[start of Records supplied]
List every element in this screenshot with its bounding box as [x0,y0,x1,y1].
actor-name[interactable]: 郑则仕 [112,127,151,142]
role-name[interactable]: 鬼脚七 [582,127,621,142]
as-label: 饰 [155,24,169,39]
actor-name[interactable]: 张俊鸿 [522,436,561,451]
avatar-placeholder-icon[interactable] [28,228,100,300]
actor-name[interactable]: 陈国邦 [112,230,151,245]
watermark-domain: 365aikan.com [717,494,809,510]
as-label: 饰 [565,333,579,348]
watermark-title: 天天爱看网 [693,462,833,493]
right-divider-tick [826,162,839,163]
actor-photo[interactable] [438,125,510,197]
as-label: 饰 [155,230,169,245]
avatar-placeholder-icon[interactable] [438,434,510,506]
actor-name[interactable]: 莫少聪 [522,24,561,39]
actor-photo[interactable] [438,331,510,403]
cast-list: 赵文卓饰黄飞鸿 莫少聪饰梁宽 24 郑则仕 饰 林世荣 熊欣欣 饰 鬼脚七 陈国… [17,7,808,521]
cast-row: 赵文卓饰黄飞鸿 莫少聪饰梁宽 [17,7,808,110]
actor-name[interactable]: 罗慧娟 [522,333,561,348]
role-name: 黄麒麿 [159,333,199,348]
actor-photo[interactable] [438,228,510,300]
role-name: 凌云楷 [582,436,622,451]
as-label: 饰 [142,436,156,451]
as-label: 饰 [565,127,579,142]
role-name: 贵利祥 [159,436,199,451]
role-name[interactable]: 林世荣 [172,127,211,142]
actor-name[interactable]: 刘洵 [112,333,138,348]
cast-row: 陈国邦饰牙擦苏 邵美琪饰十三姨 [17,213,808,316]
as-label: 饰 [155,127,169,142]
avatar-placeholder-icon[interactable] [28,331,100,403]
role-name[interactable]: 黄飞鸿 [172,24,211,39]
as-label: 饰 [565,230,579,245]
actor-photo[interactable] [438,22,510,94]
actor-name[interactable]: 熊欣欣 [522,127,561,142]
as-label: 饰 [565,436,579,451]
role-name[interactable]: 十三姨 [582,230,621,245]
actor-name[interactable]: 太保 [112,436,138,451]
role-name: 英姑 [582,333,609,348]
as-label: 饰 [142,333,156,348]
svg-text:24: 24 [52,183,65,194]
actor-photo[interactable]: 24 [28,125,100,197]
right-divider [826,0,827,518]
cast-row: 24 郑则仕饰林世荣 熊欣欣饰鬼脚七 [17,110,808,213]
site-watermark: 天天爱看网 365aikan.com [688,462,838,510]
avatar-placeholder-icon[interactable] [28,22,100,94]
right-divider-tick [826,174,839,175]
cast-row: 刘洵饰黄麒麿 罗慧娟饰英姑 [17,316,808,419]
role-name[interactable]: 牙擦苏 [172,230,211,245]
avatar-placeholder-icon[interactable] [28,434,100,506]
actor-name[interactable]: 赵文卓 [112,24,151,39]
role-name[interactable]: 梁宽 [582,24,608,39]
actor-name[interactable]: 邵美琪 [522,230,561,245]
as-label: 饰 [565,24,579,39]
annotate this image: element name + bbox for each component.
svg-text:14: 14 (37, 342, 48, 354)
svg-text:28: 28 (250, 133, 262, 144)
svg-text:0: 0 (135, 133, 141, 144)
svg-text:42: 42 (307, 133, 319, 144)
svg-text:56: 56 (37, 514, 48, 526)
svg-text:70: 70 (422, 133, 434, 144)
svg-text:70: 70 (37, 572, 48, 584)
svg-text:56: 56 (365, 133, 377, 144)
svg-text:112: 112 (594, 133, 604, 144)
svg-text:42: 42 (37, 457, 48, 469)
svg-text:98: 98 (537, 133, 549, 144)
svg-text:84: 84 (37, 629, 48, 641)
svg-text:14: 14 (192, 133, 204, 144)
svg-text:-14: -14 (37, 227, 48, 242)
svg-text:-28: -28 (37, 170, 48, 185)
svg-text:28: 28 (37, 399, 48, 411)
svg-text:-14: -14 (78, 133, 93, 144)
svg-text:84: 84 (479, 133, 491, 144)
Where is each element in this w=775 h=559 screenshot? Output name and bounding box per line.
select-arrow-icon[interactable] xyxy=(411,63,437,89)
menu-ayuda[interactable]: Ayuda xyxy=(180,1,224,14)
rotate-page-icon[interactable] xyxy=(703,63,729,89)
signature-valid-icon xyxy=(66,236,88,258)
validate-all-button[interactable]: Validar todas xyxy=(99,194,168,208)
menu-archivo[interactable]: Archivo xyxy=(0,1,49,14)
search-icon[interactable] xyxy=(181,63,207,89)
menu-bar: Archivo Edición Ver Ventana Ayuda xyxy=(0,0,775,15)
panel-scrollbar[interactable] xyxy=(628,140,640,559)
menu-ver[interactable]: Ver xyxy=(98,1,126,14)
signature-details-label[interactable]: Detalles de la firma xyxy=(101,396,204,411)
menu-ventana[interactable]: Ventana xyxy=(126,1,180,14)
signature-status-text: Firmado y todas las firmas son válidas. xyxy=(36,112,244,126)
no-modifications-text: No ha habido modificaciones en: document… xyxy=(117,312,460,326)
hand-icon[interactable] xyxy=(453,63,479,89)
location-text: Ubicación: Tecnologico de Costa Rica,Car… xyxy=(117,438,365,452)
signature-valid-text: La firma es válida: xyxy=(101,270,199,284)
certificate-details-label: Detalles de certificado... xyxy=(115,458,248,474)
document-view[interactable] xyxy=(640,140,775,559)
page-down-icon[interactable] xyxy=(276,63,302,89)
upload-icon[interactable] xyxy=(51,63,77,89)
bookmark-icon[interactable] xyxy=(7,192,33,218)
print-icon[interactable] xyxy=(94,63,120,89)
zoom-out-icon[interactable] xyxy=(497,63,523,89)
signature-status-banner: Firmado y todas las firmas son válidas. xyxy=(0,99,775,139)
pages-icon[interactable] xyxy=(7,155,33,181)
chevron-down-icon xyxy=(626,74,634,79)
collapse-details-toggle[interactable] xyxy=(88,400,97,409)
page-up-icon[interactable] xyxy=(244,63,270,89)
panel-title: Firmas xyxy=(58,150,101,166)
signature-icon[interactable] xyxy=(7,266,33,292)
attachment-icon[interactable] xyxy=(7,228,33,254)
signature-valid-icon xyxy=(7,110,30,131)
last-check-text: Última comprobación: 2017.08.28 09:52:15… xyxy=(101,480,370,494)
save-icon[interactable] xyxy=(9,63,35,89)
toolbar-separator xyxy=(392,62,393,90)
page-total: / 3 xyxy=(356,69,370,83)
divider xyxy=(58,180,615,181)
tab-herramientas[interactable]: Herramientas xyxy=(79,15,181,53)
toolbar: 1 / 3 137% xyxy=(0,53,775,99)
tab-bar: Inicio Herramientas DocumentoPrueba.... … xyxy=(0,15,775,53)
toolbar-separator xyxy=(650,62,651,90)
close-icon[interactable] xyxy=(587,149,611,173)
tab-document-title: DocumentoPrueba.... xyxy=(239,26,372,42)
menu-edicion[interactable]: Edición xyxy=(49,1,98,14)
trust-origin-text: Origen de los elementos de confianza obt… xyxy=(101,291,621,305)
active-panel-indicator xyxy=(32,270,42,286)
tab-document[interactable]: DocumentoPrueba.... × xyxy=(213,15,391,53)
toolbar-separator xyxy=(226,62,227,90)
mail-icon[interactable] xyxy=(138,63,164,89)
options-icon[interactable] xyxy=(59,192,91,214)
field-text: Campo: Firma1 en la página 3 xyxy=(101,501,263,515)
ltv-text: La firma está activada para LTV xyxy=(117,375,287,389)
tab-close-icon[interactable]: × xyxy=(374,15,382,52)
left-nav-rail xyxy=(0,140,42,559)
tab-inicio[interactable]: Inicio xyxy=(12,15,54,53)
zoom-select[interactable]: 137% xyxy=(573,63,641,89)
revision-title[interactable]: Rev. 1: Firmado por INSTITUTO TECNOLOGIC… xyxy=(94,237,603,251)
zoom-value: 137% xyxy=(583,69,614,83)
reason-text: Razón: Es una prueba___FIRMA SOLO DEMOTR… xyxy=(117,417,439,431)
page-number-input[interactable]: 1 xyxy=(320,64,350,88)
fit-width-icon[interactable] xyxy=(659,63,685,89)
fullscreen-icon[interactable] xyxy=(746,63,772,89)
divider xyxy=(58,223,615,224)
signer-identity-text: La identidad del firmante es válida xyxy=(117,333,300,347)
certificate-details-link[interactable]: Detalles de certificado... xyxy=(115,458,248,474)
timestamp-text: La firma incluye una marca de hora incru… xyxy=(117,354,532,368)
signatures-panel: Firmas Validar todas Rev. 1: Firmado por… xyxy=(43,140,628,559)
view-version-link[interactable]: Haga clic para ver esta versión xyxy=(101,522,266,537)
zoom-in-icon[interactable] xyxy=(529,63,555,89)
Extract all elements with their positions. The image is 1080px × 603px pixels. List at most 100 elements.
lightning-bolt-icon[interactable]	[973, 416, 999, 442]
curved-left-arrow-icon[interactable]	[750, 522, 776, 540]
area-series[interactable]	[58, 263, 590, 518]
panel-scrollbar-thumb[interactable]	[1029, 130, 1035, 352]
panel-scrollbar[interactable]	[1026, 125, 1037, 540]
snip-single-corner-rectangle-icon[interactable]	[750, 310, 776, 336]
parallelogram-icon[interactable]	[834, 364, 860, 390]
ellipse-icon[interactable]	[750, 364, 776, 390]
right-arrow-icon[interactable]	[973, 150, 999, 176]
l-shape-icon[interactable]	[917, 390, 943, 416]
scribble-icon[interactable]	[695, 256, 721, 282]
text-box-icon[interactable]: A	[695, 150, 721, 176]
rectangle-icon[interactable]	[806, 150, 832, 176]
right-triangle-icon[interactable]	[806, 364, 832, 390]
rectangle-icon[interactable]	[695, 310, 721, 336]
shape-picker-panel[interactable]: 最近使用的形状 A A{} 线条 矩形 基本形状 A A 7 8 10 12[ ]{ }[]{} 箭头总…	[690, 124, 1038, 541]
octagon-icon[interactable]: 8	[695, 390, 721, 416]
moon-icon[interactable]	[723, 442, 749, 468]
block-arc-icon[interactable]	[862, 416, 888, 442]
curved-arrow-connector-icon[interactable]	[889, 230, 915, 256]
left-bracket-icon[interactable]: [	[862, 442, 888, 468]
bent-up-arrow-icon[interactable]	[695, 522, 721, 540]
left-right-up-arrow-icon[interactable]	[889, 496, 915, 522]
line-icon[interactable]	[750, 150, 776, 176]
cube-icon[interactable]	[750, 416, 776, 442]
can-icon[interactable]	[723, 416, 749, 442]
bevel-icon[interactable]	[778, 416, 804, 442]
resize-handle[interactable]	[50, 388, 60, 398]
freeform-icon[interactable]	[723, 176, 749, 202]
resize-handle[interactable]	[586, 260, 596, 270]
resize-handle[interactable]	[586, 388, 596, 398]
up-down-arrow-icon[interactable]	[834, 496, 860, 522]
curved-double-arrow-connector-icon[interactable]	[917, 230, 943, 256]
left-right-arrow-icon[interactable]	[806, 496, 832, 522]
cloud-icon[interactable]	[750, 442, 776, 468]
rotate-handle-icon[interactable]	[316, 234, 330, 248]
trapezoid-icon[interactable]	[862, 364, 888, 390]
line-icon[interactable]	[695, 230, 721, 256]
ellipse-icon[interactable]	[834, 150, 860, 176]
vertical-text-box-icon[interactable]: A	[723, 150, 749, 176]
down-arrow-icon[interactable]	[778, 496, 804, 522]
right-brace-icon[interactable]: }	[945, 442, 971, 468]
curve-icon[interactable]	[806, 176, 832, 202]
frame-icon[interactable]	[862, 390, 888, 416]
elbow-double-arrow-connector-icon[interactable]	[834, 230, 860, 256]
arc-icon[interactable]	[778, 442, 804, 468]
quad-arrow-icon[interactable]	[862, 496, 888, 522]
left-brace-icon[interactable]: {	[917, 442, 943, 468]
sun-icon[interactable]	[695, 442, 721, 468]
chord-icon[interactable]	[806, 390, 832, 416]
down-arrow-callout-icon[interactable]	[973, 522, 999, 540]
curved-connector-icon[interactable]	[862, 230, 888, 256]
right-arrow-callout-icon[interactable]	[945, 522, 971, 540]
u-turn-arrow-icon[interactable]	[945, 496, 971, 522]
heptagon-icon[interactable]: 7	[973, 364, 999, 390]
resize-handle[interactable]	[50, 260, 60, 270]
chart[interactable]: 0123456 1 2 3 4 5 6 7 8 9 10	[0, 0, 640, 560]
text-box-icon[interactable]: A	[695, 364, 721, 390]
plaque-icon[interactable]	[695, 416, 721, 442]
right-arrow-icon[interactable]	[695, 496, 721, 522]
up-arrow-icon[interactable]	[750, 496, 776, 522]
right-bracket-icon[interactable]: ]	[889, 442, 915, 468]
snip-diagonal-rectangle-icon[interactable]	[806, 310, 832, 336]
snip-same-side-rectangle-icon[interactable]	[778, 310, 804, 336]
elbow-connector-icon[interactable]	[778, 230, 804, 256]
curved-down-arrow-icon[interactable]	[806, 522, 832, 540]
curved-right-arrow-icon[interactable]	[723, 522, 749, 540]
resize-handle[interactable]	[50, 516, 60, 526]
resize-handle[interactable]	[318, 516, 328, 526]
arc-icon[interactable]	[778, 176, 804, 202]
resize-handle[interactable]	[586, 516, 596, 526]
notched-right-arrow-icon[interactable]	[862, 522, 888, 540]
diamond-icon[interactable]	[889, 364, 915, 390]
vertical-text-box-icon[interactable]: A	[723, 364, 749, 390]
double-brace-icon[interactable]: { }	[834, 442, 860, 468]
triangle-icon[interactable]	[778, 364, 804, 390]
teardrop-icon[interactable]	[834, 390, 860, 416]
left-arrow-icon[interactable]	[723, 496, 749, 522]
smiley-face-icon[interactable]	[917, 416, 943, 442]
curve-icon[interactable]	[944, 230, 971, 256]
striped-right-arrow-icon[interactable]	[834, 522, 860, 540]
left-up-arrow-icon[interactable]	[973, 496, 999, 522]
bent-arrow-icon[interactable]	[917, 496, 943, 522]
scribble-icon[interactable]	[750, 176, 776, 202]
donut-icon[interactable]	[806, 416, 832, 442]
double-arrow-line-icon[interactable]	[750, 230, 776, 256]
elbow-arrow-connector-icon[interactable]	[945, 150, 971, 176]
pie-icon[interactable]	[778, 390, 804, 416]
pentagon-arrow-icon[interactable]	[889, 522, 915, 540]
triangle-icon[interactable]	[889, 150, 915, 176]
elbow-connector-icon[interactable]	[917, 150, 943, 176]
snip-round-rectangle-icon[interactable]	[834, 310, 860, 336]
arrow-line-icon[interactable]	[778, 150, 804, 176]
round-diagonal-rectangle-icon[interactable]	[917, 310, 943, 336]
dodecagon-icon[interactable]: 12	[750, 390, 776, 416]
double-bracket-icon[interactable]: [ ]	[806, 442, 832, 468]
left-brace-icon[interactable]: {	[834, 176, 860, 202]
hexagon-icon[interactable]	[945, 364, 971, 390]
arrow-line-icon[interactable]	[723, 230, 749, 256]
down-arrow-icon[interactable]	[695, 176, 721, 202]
[end of Records supplied]
Problem: Reproduce the rows verbatim, from the first line through the line that contains "actor-name[interactable]: 太保 [112,436,138,451]", including both.

Response to this exercise:
List every element in this screenshot with its bounding box as [x0,y0,x1,y1].
actor-name[interactable]: 郑则仕 [112,127,151,142]
role-name[interactable]: 鬼脚七 [582,127,621,142]
as-label: 饰 [155,24,169,39]
actor-name[interactable]: 张俊鸿 [522,436,561,451]
avatar-placeholder-icon[interactable] [28,228,100,300]
actor-name[interactable]: 陈国邦 [112,230,151,245]
watermark-domain: 365aikan.com [717,494,809,510]
as-label: 饰 [565,333,579,348]
watermark-title: 天天爱看网 [693,462,833,493]
right-divider-tick [826,162,839,163]
actor-photo[interactable] [438,125,510,197]
as-label: 饰 [155,230,169,245]
avatar-placeholder-icon[interactable] [438,434,510,506]
actor-name[interactable]: 莫少聪 [522,24,561,39]
actor-photo[interactable] [438,331,510,403]
cast-list: 赵文卓饰黄飞鸿 莫少聪饰梁宽 24 郑则仕 饰 林世荣 熊欣欣 饰 鬼脚七 陈国… [17,7,808,521]
cast-row: 赵文卓饰黄飞鸿 莫少聪饰梁宽 [17,7,808,110]
actor-name[interactable]: 罗慧娟 [522,333,561,348]
role-name: 黄麒麿 [159,333,199,348]
actor-photo[interactable] [438,228,510,300]
role-name: 凌云楷 [582,436,622,451]
as-label: 饰 [142,436,156,451]
as-label: 饰 [565,127,579,142]
role-name: 贵利祥 [159,436,199,451]
role-name[interactable]: 林世荣 [172,127,211,142]
actor-name[interactable]: 刘洵 [112,333,138,348]
cast-row: 陈国邦饰牙擦苏 邵美琪饰十三姨 [17,213,808,316]
as-label: 饰 [155,127,169,142]
avatar-placeholder-icon[interactable] [28,331,100,403]
role-name[interactable]: 黄飞鸿 [172,24,211,39]
as-label: 饰 [565,230,579,245]
actor-photo[interactable] [438,22,510,94]
actor-name[interactable]: 熊欣欣 [522,127,561,142]
as-label: 饰 [565,436,579,451]
role-name[interactable]: 十三姨 [582,230,621,245]
actor-name[interactable]: 太保 [112,436,138,451]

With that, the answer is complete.